── Record list

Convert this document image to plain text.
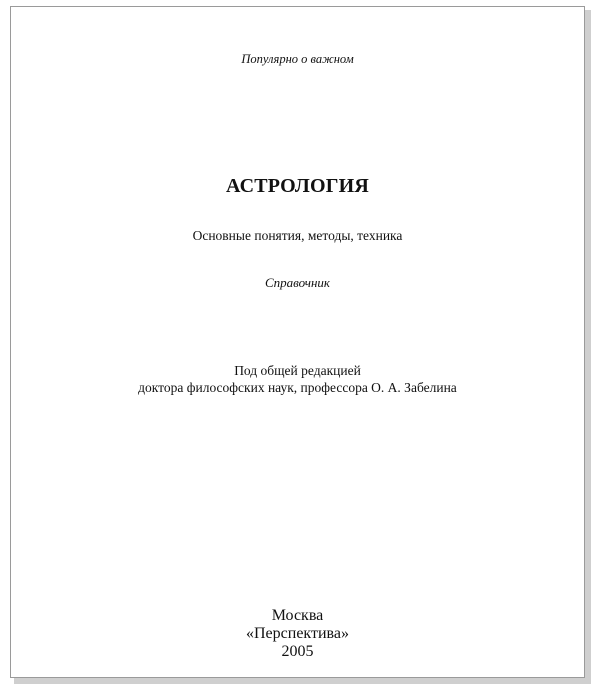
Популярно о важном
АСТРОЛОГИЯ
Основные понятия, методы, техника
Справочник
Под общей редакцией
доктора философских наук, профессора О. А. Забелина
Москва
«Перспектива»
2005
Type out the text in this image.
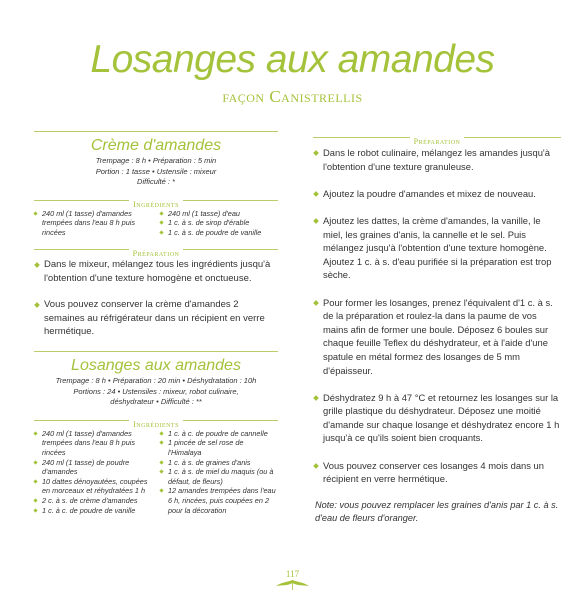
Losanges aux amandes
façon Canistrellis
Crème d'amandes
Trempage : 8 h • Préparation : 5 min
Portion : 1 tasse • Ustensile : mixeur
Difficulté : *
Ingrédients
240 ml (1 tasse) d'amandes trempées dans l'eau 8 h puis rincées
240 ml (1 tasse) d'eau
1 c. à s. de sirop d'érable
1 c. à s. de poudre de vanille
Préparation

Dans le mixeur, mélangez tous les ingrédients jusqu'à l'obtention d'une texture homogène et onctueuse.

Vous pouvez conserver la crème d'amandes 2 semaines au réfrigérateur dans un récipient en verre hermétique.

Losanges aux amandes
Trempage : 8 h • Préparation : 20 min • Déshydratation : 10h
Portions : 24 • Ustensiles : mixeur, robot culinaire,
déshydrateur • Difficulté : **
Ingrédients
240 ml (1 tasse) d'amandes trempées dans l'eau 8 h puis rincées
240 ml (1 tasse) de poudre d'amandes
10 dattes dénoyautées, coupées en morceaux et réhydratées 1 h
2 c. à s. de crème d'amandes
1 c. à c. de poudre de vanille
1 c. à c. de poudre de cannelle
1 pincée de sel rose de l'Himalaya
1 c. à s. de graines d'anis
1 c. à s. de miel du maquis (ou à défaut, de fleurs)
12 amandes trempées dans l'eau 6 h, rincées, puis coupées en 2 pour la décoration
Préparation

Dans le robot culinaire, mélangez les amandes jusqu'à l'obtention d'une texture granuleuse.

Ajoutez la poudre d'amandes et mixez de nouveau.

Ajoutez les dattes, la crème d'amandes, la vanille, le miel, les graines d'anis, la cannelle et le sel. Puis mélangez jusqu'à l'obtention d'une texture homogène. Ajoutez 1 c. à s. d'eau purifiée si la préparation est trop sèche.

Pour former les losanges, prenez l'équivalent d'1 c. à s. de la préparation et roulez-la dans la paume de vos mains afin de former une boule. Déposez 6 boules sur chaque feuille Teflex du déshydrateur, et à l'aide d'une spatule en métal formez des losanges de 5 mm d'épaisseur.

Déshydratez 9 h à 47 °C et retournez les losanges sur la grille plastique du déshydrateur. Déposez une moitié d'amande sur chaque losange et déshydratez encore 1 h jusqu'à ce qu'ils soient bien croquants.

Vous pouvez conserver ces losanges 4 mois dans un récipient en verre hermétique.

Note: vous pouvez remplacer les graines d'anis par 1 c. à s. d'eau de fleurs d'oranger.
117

────
── Record list

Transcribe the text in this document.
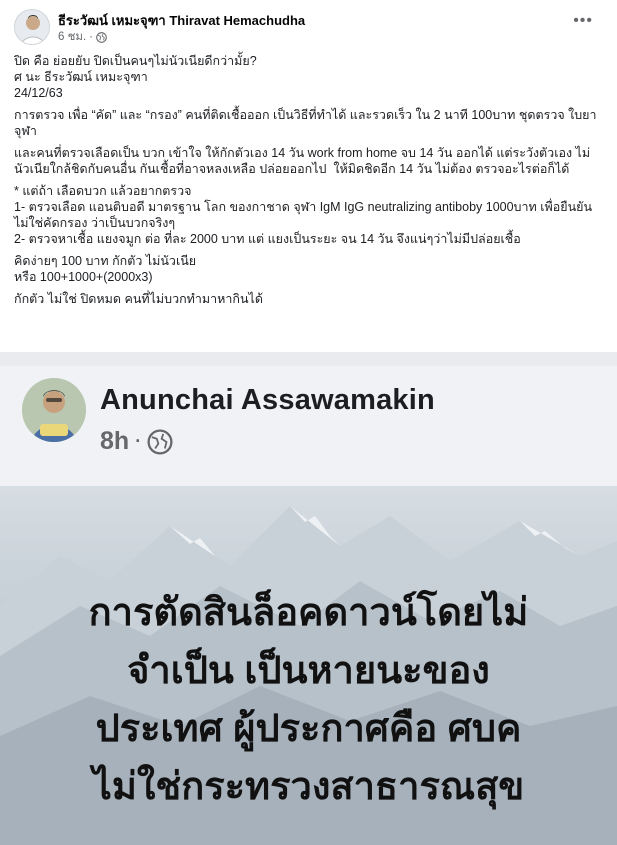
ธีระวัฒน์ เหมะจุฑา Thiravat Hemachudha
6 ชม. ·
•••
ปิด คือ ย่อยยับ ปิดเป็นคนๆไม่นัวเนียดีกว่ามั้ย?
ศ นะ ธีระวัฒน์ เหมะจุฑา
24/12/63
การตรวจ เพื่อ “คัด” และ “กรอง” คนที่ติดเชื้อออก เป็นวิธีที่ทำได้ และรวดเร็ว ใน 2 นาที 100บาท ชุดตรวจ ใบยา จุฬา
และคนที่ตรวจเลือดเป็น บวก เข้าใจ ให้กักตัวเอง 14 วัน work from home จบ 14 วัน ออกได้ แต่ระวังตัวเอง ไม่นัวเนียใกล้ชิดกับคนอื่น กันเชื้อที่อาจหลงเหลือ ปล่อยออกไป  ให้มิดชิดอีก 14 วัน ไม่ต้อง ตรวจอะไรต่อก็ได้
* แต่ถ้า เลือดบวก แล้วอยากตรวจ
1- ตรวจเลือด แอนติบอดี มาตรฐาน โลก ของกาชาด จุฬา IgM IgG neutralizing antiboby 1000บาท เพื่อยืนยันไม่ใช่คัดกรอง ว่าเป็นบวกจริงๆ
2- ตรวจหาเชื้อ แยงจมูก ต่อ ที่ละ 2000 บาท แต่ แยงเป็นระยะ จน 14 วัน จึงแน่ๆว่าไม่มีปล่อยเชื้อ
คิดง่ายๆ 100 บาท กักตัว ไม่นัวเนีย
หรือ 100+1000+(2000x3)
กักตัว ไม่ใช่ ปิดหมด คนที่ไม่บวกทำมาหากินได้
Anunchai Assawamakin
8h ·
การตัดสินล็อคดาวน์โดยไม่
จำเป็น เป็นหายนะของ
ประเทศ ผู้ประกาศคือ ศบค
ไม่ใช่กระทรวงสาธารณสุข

────

Your goal: Work through the records line by line and tally those holding "poudre". Reply with the number alone.

The result: 5